# Selected excerpt
— BEGIN —
Any control mechanisms to detect low levels of pressure (e.g., 3600-3800 psig in the embodiments described herein, or more narrowly, e.g., 3650-3750 psig, or more broadly, e.g., 3300-4100 psig) during CNG fueling situations to maintain high differential of pressure is wholly missing in prior art. The ICD system shown in FIG. 2 and the subsequent control circuitry shown in FIGS. 3 and 4 allows obtaining this high differential of pressure in order to efficiently fuel CNG vehicles during times of high use.

Further described in FIG. 5 is a overall system diagram 500 of the present disclosed embodiments, in which a CNG system programmable controller 502 is provided in order to provide control through control signals 504 of the high bank solenoid(s) 312-314 and/or 412-414, control valve solenoid(s) 213-215, or other control elements described herein by processing received sensor signals 506. By receiving the various sensor signals and executing control methods to effect control of the system elements described in the exemplary embodiments of FIGS. 2-4, the overall control system 520 of a CNG filling system can adaptively control various physical gas flow elements (e.g., valves) through the described physical actuators (e.g., solenoids).

The described CNG system programmable controller 502 is, for example, a microprocessor or other microcontroller running system commands stored in a computer readable medium or program memory 510. This program memory 510 enables the system programmable controller 502 to effect the communications and controls as described with regard to the exemplary embodiments described in FIGS. 2-4, although the controller 502 would be operable to implement other possible control and sensing embodiments according to design needs.

Further, the system 520 is configurable in accordance with the configuration database 508, such that it can be adapted according to various needs of a filling station at a given time or installation location.

Further this system 520 can be a part of a larger network 500 of systems located at one or more additional gas filling stations. In that example, a system/network controller 550 can be provided to communicate with multiple of the systems 520 through the network 560, which may be the internet. In all described instances, the communications with the various sensors and controls through signals 504, 506 can be effected through a microprocessor or microcontroller 502 running computer readable instructions stored in respective program memories 510 associated with those controllers 502.
— END —
# Written exercise
Using the CNG fueling excerpt, decide whether each statement below agrees with it, answering yes or no and quoting the words that settle it. 1. The programmable controller 502 can be a microprocessor. 2. System 520 can be adjusted to suit the needs of a filling station. 3. The network controller 550 talks to only one system 520.

# Provided information
— BEGIN —
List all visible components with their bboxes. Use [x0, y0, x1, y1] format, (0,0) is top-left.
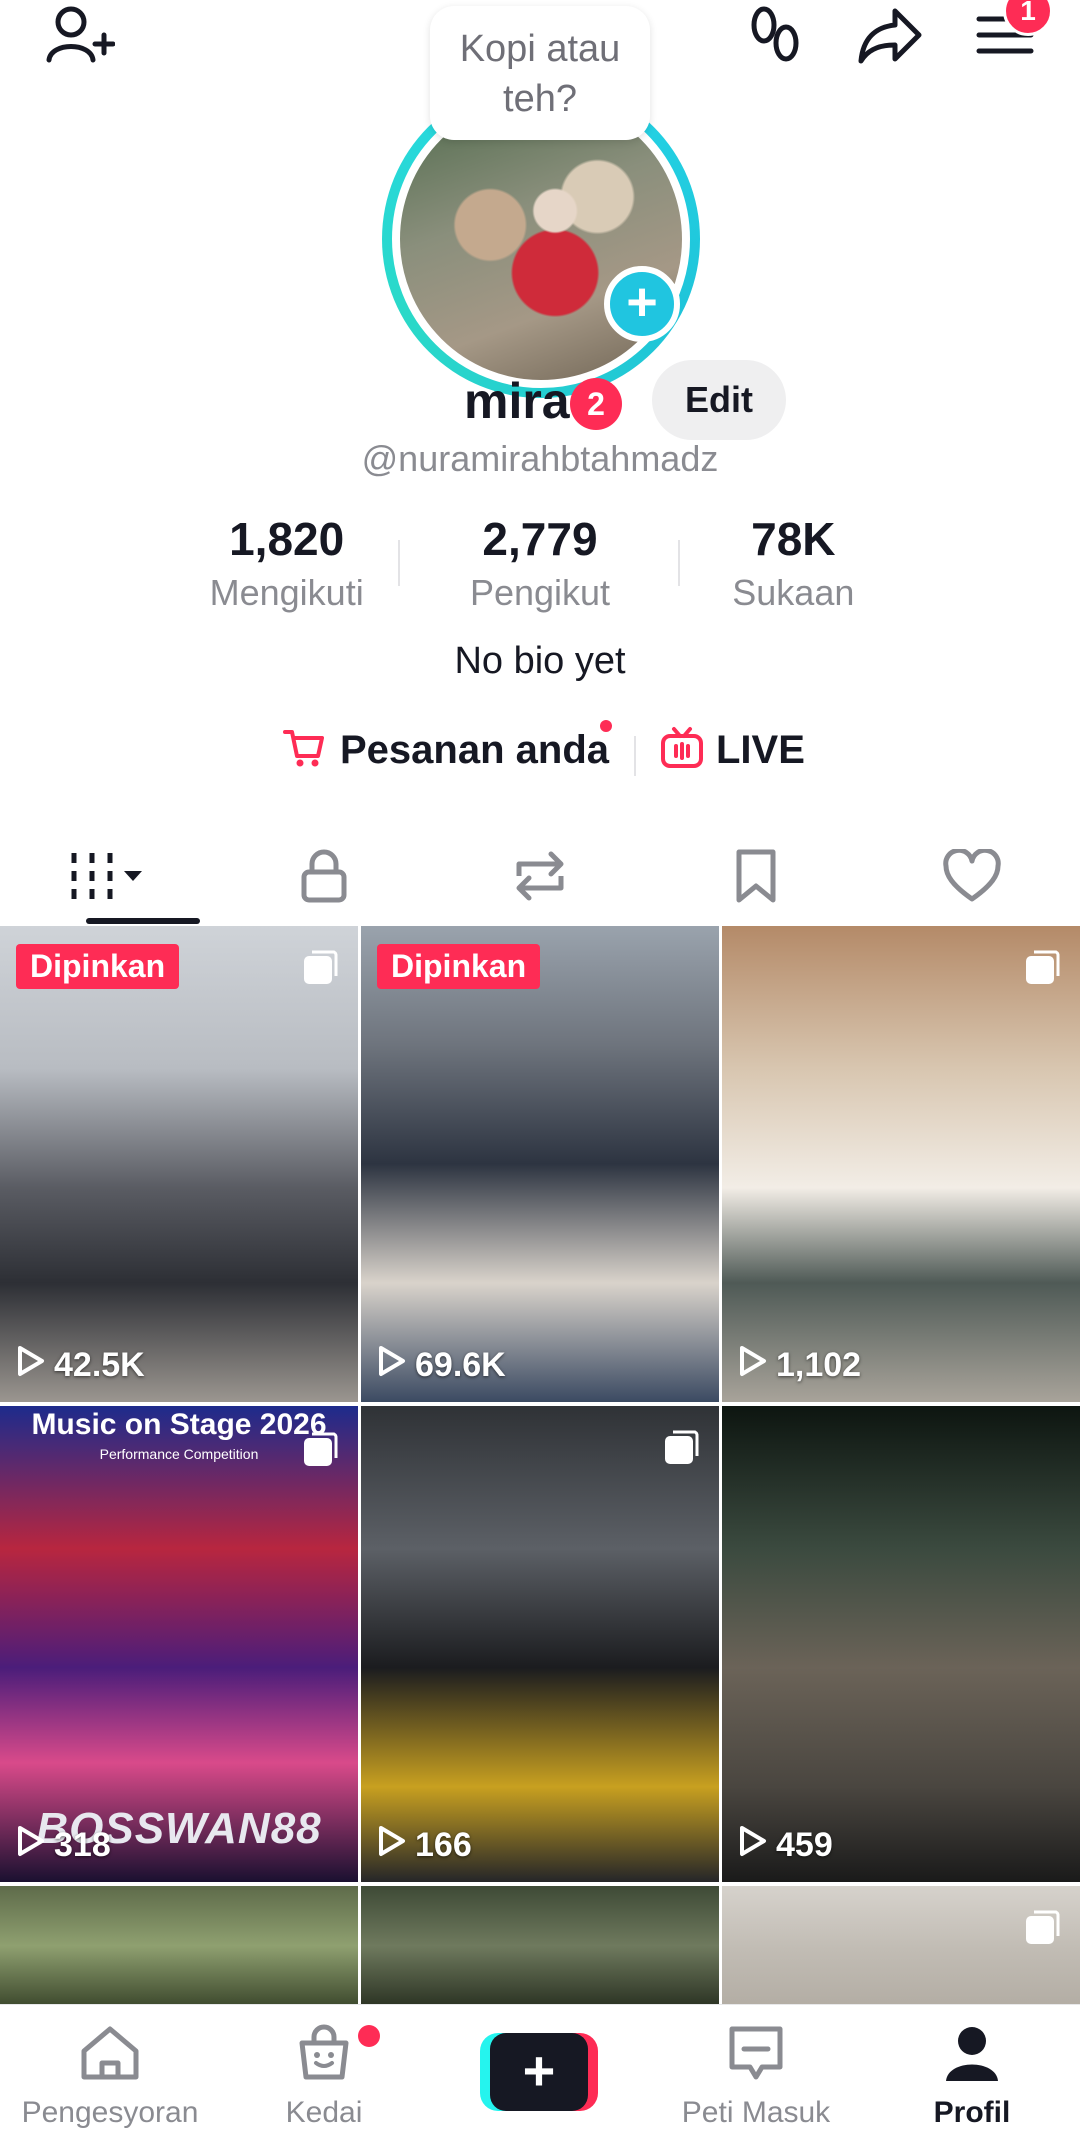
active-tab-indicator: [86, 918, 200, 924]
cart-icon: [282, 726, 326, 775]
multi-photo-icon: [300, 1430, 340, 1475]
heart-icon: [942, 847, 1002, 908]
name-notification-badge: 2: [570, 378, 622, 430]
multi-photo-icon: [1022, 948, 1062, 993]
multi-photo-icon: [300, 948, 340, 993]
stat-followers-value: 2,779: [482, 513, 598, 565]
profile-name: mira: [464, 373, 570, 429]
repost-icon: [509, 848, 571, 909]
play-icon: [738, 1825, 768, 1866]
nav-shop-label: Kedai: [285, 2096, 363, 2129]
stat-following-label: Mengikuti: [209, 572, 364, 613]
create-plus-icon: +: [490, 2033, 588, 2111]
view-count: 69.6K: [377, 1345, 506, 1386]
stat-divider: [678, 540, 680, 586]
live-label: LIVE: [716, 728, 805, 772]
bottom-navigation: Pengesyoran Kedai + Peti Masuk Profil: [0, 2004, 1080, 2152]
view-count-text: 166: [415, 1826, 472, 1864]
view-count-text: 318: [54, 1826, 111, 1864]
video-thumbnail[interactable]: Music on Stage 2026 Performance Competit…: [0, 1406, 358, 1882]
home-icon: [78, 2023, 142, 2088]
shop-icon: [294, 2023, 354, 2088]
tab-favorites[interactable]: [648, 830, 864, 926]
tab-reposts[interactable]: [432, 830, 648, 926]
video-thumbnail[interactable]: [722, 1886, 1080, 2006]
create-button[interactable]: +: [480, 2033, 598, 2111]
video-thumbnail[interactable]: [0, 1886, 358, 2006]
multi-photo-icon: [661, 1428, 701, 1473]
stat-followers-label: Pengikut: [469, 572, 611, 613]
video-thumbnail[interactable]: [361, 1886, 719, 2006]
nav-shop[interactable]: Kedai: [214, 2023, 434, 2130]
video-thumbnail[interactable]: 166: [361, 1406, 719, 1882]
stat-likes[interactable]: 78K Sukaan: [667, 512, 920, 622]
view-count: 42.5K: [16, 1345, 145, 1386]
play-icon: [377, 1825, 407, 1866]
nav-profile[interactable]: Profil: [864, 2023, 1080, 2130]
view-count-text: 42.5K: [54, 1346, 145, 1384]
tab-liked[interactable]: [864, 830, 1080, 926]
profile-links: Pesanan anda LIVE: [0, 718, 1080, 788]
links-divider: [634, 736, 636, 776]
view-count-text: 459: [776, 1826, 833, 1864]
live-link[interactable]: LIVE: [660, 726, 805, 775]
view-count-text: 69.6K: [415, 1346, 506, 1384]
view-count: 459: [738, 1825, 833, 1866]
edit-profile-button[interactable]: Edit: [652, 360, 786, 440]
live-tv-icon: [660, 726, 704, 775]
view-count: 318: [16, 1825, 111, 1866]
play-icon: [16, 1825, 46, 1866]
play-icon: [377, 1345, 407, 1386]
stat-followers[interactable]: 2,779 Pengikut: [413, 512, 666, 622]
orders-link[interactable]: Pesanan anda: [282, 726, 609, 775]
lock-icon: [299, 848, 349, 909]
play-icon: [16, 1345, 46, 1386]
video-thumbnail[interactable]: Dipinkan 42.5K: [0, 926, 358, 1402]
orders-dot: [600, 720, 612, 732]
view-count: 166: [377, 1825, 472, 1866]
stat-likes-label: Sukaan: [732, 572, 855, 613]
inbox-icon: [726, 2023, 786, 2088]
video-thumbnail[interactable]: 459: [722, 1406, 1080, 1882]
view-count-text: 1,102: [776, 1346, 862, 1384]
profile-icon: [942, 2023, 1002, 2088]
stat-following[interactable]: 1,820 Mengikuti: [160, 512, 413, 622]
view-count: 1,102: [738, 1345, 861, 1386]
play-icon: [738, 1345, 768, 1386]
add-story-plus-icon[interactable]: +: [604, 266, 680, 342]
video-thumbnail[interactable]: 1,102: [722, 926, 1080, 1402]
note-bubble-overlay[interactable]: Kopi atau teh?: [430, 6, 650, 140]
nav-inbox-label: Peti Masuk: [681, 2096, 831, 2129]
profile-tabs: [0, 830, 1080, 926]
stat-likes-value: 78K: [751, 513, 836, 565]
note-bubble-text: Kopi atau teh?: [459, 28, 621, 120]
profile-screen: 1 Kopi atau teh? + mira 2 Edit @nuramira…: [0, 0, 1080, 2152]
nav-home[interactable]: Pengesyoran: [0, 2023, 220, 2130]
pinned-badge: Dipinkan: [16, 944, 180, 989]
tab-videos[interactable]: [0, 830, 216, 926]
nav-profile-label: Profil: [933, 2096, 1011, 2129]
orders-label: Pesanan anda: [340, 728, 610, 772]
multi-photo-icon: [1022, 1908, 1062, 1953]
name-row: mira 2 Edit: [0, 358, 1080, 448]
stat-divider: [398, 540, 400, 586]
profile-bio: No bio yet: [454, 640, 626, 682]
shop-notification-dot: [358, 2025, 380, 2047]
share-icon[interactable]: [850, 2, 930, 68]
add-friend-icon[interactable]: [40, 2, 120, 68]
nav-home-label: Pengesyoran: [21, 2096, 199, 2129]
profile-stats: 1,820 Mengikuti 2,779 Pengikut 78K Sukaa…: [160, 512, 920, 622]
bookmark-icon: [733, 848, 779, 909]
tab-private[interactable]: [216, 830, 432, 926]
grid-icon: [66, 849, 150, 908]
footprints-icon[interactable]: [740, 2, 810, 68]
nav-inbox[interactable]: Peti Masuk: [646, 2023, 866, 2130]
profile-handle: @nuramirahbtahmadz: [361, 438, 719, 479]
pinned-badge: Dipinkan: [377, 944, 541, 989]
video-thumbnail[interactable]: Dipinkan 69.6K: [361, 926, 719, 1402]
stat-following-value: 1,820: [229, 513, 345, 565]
— END —
— BEGIN —
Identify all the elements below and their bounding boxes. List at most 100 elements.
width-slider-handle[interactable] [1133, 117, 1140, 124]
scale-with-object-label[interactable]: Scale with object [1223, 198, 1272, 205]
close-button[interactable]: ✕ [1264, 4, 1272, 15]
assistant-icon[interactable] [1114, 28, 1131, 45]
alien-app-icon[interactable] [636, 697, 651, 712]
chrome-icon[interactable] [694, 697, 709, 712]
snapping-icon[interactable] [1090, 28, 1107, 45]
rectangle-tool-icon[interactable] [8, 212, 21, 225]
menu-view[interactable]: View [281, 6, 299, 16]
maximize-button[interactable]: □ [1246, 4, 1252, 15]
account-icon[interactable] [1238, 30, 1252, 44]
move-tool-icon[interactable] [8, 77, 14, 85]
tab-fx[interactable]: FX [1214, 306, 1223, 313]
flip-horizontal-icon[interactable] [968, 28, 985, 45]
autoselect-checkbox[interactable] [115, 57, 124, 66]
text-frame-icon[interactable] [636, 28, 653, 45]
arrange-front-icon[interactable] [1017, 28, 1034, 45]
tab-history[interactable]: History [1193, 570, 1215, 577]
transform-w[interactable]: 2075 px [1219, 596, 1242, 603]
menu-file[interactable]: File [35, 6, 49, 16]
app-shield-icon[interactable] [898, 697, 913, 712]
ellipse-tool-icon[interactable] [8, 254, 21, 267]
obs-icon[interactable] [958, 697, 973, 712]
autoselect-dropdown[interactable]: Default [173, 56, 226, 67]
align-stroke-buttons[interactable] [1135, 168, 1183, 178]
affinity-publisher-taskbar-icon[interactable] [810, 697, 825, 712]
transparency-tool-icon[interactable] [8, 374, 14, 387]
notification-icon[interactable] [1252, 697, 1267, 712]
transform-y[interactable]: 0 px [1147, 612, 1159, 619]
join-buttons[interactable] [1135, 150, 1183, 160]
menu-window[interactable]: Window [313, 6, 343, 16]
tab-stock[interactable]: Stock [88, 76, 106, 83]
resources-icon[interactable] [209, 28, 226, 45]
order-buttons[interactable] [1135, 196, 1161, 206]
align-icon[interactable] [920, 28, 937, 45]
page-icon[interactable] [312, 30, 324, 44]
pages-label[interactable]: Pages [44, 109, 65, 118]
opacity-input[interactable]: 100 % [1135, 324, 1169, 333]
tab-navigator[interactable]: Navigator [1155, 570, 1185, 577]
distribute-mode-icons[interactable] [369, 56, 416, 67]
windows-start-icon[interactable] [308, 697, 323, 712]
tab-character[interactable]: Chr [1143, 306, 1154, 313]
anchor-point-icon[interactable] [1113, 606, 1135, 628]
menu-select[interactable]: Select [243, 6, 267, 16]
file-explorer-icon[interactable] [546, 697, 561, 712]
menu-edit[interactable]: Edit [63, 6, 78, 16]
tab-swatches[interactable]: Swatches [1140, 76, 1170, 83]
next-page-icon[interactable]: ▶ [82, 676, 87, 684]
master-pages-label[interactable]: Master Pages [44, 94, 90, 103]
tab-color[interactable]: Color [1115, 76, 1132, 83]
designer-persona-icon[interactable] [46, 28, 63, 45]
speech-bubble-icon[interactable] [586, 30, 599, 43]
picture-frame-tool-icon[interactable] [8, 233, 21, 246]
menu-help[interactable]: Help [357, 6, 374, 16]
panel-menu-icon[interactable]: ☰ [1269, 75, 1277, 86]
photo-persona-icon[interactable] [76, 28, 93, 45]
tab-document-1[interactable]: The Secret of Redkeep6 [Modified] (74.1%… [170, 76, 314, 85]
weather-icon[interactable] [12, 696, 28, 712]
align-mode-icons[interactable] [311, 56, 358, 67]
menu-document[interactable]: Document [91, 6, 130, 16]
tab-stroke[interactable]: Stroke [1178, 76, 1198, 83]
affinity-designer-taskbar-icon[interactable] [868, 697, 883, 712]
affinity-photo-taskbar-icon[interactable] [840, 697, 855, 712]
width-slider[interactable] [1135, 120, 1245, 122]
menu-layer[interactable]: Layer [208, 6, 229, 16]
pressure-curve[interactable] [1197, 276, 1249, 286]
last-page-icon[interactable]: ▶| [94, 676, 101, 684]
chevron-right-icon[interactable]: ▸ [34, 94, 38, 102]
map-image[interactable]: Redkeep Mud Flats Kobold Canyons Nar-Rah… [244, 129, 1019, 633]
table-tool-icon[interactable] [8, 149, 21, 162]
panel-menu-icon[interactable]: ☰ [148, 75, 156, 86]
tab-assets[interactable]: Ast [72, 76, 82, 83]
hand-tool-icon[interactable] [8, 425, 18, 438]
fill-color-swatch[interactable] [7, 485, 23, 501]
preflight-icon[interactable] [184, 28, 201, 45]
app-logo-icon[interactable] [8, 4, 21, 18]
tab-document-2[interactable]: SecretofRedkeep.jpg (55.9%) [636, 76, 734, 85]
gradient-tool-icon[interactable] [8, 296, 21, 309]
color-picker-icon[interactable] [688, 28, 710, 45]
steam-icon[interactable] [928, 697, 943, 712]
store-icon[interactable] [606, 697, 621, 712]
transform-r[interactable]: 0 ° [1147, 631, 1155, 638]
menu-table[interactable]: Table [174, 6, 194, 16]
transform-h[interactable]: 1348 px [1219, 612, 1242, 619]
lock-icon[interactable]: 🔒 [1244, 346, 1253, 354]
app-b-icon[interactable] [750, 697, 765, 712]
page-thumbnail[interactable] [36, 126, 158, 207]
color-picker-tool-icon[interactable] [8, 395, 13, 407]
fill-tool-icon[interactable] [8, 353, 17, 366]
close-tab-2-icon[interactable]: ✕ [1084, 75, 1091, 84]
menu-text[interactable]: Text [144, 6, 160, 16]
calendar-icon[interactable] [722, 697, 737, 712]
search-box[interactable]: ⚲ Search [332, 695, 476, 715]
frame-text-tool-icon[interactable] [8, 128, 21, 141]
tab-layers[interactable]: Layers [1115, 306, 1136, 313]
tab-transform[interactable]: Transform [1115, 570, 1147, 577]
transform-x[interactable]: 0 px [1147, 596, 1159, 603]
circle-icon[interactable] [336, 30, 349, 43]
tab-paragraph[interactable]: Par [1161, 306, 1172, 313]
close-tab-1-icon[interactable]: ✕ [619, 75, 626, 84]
— END —
— BEGIN —
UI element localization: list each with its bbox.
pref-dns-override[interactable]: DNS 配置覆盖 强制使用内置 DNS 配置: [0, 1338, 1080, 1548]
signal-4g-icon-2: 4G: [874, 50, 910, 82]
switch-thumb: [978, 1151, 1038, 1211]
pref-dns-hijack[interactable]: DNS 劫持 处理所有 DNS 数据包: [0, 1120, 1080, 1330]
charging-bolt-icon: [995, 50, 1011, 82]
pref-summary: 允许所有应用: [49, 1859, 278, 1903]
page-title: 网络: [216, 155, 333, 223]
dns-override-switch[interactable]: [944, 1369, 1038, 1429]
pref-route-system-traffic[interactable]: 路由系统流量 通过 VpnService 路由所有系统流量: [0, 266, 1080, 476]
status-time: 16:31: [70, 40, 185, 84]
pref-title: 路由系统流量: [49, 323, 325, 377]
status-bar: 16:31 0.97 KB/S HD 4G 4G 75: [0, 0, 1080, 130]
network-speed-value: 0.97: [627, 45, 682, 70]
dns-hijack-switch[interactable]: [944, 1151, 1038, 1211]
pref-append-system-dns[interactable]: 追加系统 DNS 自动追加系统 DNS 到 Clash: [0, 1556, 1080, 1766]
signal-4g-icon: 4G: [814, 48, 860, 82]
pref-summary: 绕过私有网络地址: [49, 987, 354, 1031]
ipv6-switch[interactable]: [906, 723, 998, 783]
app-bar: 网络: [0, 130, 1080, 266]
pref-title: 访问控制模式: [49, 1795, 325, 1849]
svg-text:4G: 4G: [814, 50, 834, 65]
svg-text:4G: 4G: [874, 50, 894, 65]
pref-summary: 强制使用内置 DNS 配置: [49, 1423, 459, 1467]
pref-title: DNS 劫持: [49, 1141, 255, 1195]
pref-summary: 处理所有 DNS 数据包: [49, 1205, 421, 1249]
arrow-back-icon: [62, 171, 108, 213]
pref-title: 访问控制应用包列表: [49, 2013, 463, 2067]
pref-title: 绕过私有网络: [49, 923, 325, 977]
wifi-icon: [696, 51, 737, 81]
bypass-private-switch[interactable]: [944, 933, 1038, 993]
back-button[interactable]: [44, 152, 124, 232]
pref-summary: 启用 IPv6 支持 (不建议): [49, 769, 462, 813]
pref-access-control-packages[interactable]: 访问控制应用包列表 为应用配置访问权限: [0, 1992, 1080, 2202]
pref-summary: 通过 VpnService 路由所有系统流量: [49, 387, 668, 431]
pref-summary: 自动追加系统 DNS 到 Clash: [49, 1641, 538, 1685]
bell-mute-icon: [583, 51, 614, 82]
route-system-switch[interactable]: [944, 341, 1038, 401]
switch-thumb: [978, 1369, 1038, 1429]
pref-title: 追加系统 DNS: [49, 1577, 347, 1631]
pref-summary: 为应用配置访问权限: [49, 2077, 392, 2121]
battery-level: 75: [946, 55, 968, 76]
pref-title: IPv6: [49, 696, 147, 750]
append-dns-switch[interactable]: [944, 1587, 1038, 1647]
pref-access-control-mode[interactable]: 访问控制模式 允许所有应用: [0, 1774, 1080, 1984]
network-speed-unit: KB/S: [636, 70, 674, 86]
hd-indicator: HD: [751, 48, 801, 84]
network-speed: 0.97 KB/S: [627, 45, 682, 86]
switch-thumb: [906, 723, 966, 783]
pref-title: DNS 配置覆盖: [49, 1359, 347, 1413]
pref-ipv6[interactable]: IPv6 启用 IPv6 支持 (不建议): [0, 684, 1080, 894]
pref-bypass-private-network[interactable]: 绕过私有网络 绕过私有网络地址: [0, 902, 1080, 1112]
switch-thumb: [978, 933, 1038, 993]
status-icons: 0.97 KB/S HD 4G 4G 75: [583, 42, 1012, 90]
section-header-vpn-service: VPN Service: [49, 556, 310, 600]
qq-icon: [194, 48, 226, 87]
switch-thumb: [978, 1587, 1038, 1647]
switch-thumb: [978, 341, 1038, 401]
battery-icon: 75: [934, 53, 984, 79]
— END —
# Result of this task
1. Yes: "a microprocessor or other microcontroller running system commands stored in a computer readable medium or program memory 510"
2. Yes: "configurable in accordance with the configuration database 508, such that it can be adapted according to various needs of a filling station"
3. No: "a system/network controller 550 can be provided to communicate with multiple of the systems 520 through the network 560"